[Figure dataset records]
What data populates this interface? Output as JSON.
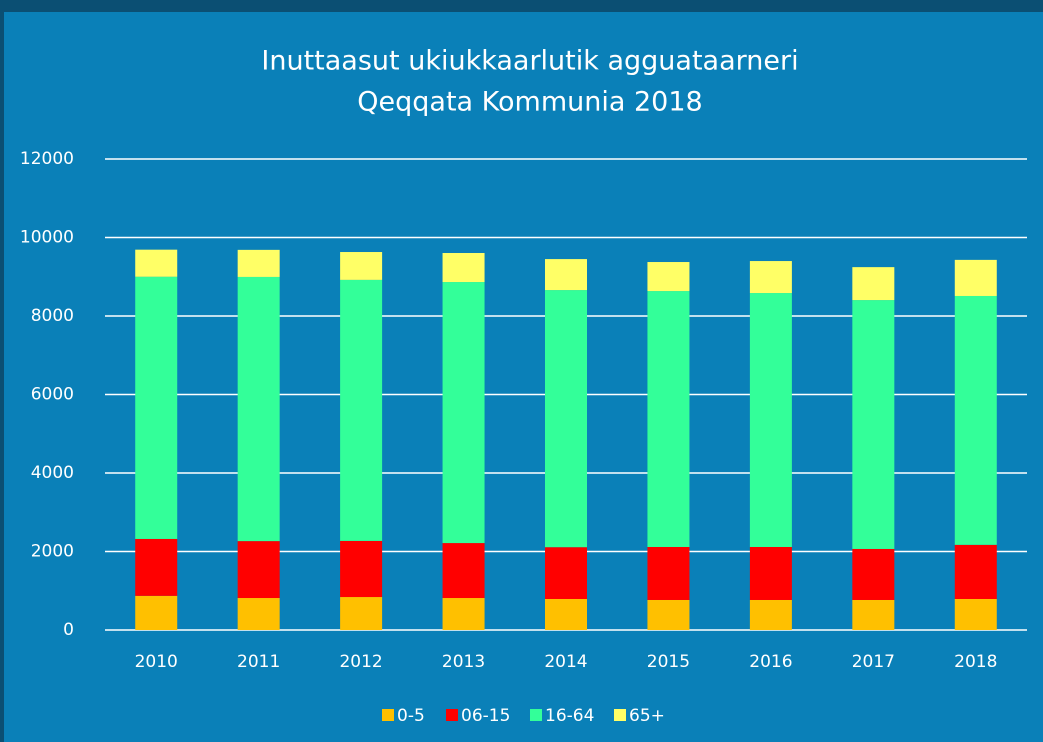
{
  "chart_data": {
    "type": "stacked_bar",
    "title": "Inuttaasut ukiukkaarlutik agguataarneri",
    "subtitle": "Qeqqata Kommunia 2018",
    "categories": [
      "2010",
      "2011",
      "2012",
      "2013",
      "2014",
      "2015",
      "2016",
      "2017",
      "2018"
    ],
    "series": [
      {
        "name": "0-5",
        "color": "#ffc000",
        "values": [
          870,
          815,
          840,
          815,
          790,
          765,
          765,
          765,
          790
        ]
      },
      {
        "name": "06-15",
        "color": "#ff0000",
        "values": [
          1450,
          1450,
          1430,
          1400,
          1320,
          1350,
          1350,
          1300,
          1380
        ]
      },
      {
        "name": "16-64",
        "color": "#33ff99",
        "values": [
          6680,
          6730,
          6650,
          6650,
          6550,
          6520,
          6470,
          6340,
          6340
        ]
      },
      {
        "name": "65+",
        "color": "#ffff66",
        "values": [
          690,
          690,
          710,
          740,
          790,
          740,
          815,
          840,
          920
        ]
      }
    ],
    "ylim": [
      0,
      12000
    ],
    "yticks": [
      0,
      2000,
      4000,
      6000,
      8000,
      10000,
      12000
    ],
    "grid": true,
    "legend": "bottom"
  }
}
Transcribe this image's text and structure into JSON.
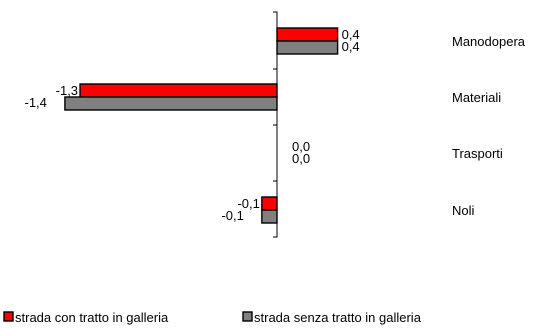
{
  "chart_data": {
    "type": "bar",
    "orientation": "horizontal",
    "categories": [
      "Manodopera",
      "Materiali",
      "Trasporti",
      "Noli"
    ],
    "series": [
      {
        "name": "strada con tratto in galleria",
        "values": [
          0.4,
          -1.3,
          0.0,
          -0.1
        ],
        "labels": [
          "0,4",
          "-1,3",
          "0,0",
          "-0,1"
        ],
        "color": "#ff0000"
      },
      {
        "name": "strada senza tratto in galleria",
        "values": [
          0.4,
          -1.4,
          0.0,
          -0.1
        ],
        "labels": [
          "0,4",
          "-1,4",
          "0,0",
          "-0,1"
        ],
        "color": "#808080"
      }
    ],
    "xlim": [
      -1.4,
      0.4
    ],
    "grid": false,
    "legend": "bottom"
  }
}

## DESCRIPTION OF THE TASK:
Exactly as written, set down the lines from the line holding "Transcribe this image's" to the last line of the data, both ends included, pictures excluded.

## OUTPUT:
Transcribe this image's text and structure into JSON.
{
  "chart_data": {
    "type": "bar",
    "orientation": "horizontal",
    "categories": [
      "Manodopera",
      "Materiali",
      "Trasporti",
      "Noli"
    ],
    "series": [
      {
        "name": "strada con tratto in galleria",
        "values": [
          0.4,
          -1.3,
          0.0,
          -0.1
        ],
        "labels": [
          "0,4",
          "-1,3",
          "0,0",
          "-0,1"
        ],
        "color": "#ff0000"
      },
      {
        "name": "strada senza tratto in galleria",
        "values": [
          0.4,
          -1.4,
          0.0,
          -0.1
        ],
        "labels": [
          "0,4",
          "-1,4",
          "0,0",
          "-0,1"
        ],
        "color": "#808080"
      }
    ],
    "xlim": [
      -1.4,
      0.4
    ],
    "grid": false,
    "legend": "bottom"
  }
}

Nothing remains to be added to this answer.